** Start **
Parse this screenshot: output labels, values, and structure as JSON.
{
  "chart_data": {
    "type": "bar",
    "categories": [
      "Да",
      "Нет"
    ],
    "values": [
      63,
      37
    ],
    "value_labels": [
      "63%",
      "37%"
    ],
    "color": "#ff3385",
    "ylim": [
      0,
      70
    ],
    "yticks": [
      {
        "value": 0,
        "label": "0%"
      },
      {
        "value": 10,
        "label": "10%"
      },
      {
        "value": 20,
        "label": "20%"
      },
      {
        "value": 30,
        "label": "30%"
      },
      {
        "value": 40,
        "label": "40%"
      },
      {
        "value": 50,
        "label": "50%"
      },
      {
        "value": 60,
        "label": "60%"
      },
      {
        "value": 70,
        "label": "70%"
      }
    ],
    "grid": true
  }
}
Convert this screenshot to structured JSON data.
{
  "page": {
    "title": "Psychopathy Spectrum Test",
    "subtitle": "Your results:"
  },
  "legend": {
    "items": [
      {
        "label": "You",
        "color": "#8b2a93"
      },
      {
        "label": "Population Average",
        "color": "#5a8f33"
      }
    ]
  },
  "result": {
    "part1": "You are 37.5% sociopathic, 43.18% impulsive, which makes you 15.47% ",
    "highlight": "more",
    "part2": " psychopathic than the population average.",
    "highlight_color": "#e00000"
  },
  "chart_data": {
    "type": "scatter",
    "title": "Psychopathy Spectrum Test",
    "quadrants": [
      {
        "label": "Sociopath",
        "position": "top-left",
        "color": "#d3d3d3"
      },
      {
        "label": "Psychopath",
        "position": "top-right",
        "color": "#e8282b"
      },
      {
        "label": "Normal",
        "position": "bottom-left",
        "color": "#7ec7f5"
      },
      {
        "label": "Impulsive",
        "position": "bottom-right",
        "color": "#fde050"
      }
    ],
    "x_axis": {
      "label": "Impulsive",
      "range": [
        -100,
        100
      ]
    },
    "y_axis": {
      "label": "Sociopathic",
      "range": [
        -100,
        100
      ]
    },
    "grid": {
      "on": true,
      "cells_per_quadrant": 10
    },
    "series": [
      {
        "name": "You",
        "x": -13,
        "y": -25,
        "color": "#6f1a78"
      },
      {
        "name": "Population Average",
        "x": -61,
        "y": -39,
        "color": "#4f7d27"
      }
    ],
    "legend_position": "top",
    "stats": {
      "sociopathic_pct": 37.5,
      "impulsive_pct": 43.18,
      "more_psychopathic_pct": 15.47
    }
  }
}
** End **
**Work to do**
Nothing should be changed: write out all of the data as is.

**Written reply**
Parse this screenshot: output labels, values, and structure as JSON.
{
  "chart_data": {
    "type": "bar",
    "categories": [
      "Да",
      "Нет"
    ],
    "values": [
      63,
      37
    ],
    "value_labels": [
      "63%",
      "37%"
    ],
    "color": "#ff3385",
    "ylim": [
      0,
      70
    ],
    "yticks": [
      {
        "value": 0,
        "label": "0%"
      },
      {
        "value": 10,
        "label": "10%"
      },
      {
        "value": 20,
        "label": "20%"
      },
      {
        "value": 30,
        "label": "30%"
      },
      {
        "value": 40,
        "label": "40%"
      },
      {
        "value": 50,
        "label": "50%"
      },
      {
        "value": 60,
        "label": "60%"
      },
      {
        "value": 70,
        "label": "70%"
      }
    ],
    "grid": true
  }
}
Convert this screenshot to structured JSON data.
{
  "page": {
    "title": "Psychopathy Spectrum Test",
    "subtitle": "Your results:"
  },
  "legend": {
    "items": [
      {
        "label": "You",
        "color": "#8b2a93"
      },
      {
        "label": "Population Average",
        "color": "#5a8f33"
      }
    ]
  },
  "result": {
    "part1": "You are 37.5% sociopathic, 43.18% impulsive, which makes you 15.47% ",
    "highlight": "more",
    "part2": " psychopathic than the population average.",
    "highlight_color": "#e00000"
  },
  "chart_data": {
    "type": "scatter",
    "title": "Psychopathy Spectrum Test",
    "quadrants": [
      {
        "label": "Sociopath",
        "position": "top-left",
        "color": "#d3d3d3"
      },
      {
        "label": "Psychopath",
        "position": "top-right",
        "color": "#e8282b"
      },
      {
        "label": "Normal",
        "position": "bottom-left",
        "color": "#7ec7f5"
      },
      {
        "label": "Impulsive",
        "position": "bottom-right",
        "color": "#fde050"
      }
    ],
    "x_axis": {
      "label": "Impulsive",
      "range": [
        -100,
        100
      ]
    },
    "y_axis": {
      "label": "Sociopathic",
      "range": [
        -100,
        100
      ]
    },
    "grid": {
      "on": true,
      "cells_per_quadrant": 10
    },
    "series": [
      {
        "name": "You",
        "x": -13,
        "y": -25,
        "color": "#6f1a78"
      },
      {
        "name": "Population Average",
        "x": -61,
        "y": -39,
        "color": "#4f7d27"
      }
    ],
    "legend_position": "top",
    "stats": {
      "sociopathic_pct": 37.5,
      "impulsive_pct": 43.18,
      "more_psychopathic_pct": 15.47
    }
  }
}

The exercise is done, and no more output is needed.